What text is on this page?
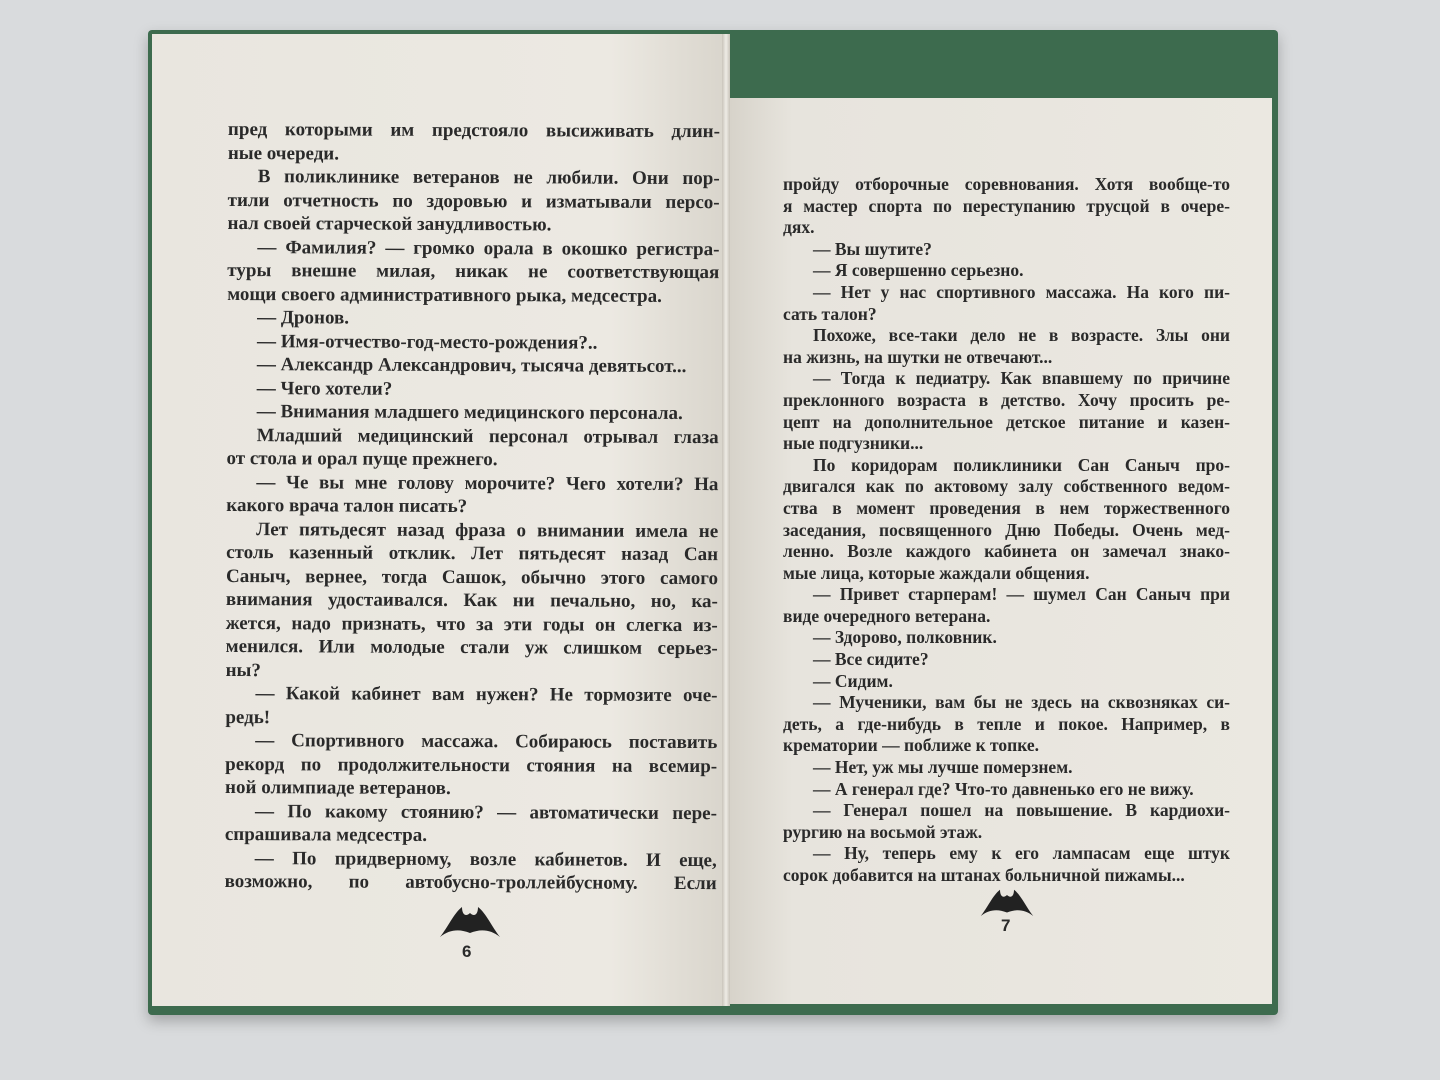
пред которыми им предстояло высиживать длин-
ные очереди.
В поликлинике ветеранов не любили. Они пор-
тили отчетность по здоровью и изматывали персо-
нал своей старческой занудливостью.
— Фамилия? — громко орала в окошко регистра-
туры внешне милая, никак не соответствующая
мощи своего административного рыка, медсестра.
— Дронов.
— Имя-отчество-год-место-рождения?..
— Александр Александрович, тысяча девятьсот...
— Чего хотели?
— Внимания младшего медицинского персонала.
Младший медицинский персонал отрывал глаза
от стола и орал пуще прежнего.
— Че вы мне голову морочите? Чего хотели? На
какого врача талон писать?
Лет пятьдесят назад фраза о внимании имела не
столь казенный отклик. Лет пятьдесят назад Сан
Саныч, вернее, тогда Сашок, обычно этого самого
внимания удостаивался. Как ни печально, но, ка-
жется, надо признать, что за эти годы он слегка из-
менился. Или молодые стали уж слишком серьез-
ны?
— Какой кабинет вам нужен? Не тормозите оче-
редь!
— Спортивного массажа. Собираюсь поставить
рекорд по продолжительности стояния на всемир-
ной олимпиаде ветеранов.
— По какому стоянию? — автоматически пере-
спрашивала медсестра.
— По придверному, возле кабинетов. И еще,
возможно, по автобусно-троллейбусному. Если
пройду отборочные соревнования. Хотя вообще-то
я мастер спорта по переступанию трусцой в очере-
дях.
— Вы шутите?
— Я совершенно серьезно.
— Нет у нас спортивного массажа. На кого пи-
сать талон?
Похоже, все-таки дело не в возрасте. Злы они
на жизнь, на шутки не отвечают...
— Тогда к педиатру. Как впавшему по причине
преклонного возраста в детство. Хочу просить ре-
цепт на дополнительное детское питание и казен-
ные подгузники...
По коридорам поликлиники Сан Саныч про-
двигался как по актовому залу собственного ведом-
ства в момент проведения в нем торжественного
заседания, посвященного Дню Победы. Очень мед-
ленно. Возле каждого кабинета он замечал знако-
мые лица, которые жаждали общения.
— Привет старперам! — шумел Сан Саныч при
виде очередного ветерана.
— Здорово, полковник.
— Все сидите?
— Сидим.
— Мученики, вам бы не здесь на сквозняках си-
деть, а где-нибудь в тепле и покое. Например, в
крематории — поближе к топке.
— Нет, уж мы лучше померзнем.
— А генерал где? Что-то давненько его не вижу.
— Генерал пошел на повышение. В кардиохи-
рургию на восьмой этаж.
— Ну, теперь ему к его лампасам еще штук
сорок добавится на штанах больничной пижамы...
6
7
● ● ● ● ●
Written instruction: Copy out every line of the material above exactly, skipping the pictures.

Correct output:
What text is on this page?
пред которыми им предстояло высиживать длин-
ные очереди.
В поликлинике ветеранов не любили. Они пор-
тили отчетность по здоровью и изматывали персо-
нал своей старческой занудливостью.
— Фамилия? — громко орала в окошко регистра-
туры внешне милая, никак не соответствующая
мощи своего административного рыка, медсестра.
— Дронов.
— Имя-отчество-год-место-рождения?..
— Александр Александрович, тысяча девятьсот...
— Чего хотели?
— Внимания младшего медицинского персонала.
Младший медицинский персонал отрывал глаза
от стола и орал пуще прежнего.
— Че вы мне голову морочите? Чего хотели? На
какого врача талон писать?
Лет пятьдесят назад фраза о внимании имела не
столь казенный отклик. Лет пятьдесят назад Сан
Саныч, вернее, тогда Сашок, обычно этого самого
внимания удостаивался. Как ни печально, но, ка-
жется, надо признать, что за эти годы он слегка из-
менился. Или молодые стали уж слишком серьез-
ны?
— Какой кабинет вам нужен? Не тормозите оче-
редь!
— Спортивного массажа. Собираюсь поставить
рекорд по продолжительности стояния на всемир-
ной олимпиаде ветеранов.
— По какому стоянию? — автоматически пере-
спрашивала медсестра.
— По придверному, возле кабинетов. И еще,
возможно, по автобусно-троллейбусному. Если
пройду отборочные соревнования. Хотя вообще-то
я мастер спорта по переступанию трусцой в очере-
дях.
— Вы шутите?
— Я совершенно серьезно.
— Нет у нас спортивного массажа. На кого пи-
сать талон?
Похоже, все-таки дело не в возрасте. Злы они
на жизнь, на шутки не отвечают...
— Тогда к педиатру. Как впавшему по причине
преклонного возраста в детство. Хочу просить ре-
цепт на дополнительное детское питание и казен-
ные подгузники...
По коридорам поликлиники Сан Саныч про-
двигался как по актовому залу собственного ведом-
ства в момент проведения в нем торжественного
заседания, посвященного Дню Победы. Очень мед-
ленно. Возле каждого кабинета он замечал знако-
мые лица, которые жаждали общения.
— Привет старперам! — шумел Сан Саныч при
виде очередного ветерана.
— Здорово, полковник.
— Все сидите?
— Сидим.
— Мученики, вам бы не здесь на сквозняках си-
деть, а где-нибудь в тепле и покое. Например, в
крематории — поближе к топке.
— Нет, уж мы лучше померзнем.
— А генерал где? Что-то давненько его не вижу.
— Генерал пошел на повышение. В кардиохи-
рургию на восьмой этаж.
— Ну, теперь ему к его лампасам еще штук
сорок добавится на штанах больничной пижамы...
6
7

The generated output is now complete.